Given instruction: How many lines of the records below contain the word "tooth"? Answer with the number alone.

Excerpted records:
━━━━━━
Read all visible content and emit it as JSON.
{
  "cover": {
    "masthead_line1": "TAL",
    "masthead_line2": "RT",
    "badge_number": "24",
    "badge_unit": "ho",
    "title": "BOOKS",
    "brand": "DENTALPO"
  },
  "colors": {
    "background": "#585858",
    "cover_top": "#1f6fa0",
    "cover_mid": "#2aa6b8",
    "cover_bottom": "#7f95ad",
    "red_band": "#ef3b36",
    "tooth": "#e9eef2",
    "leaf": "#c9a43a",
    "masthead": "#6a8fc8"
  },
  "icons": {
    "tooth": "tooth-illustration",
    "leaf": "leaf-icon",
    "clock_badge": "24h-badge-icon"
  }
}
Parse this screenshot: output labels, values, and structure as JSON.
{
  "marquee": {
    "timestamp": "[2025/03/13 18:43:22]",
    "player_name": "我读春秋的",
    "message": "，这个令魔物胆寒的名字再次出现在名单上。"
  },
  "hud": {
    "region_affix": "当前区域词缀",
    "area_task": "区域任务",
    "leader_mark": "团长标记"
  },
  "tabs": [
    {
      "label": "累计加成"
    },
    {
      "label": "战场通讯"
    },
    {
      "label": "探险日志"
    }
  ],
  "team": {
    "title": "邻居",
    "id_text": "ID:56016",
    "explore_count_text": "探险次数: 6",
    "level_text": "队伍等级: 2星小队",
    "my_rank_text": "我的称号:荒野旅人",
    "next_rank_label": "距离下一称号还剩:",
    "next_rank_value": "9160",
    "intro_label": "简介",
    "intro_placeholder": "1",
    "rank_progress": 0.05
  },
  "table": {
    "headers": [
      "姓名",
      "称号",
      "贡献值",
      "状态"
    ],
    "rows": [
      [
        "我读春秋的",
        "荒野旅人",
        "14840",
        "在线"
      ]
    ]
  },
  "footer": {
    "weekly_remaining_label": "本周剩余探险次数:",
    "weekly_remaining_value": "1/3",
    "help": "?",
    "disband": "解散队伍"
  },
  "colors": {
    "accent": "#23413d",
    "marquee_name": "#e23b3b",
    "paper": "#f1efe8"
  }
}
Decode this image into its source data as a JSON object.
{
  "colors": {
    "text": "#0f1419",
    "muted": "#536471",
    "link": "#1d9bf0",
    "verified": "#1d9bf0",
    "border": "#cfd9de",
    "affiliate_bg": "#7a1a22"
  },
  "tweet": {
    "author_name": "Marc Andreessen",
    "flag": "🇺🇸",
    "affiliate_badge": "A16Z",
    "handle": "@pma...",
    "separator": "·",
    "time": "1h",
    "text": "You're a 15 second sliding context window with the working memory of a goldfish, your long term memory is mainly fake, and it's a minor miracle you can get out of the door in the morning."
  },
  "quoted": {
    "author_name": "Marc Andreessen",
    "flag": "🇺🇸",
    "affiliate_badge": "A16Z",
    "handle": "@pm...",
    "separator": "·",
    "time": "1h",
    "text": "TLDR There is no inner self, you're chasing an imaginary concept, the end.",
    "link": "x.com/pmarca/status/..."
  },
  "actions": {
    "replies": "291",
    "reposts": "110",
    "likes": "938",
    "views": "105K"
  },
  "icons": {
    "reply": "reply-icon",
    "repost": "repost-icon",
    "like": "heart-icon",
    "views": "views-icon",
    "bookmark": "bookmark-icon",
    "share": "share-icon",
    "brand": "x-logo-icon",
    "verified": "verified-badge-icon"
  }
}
━━━━━━
Solution to this exercise: 2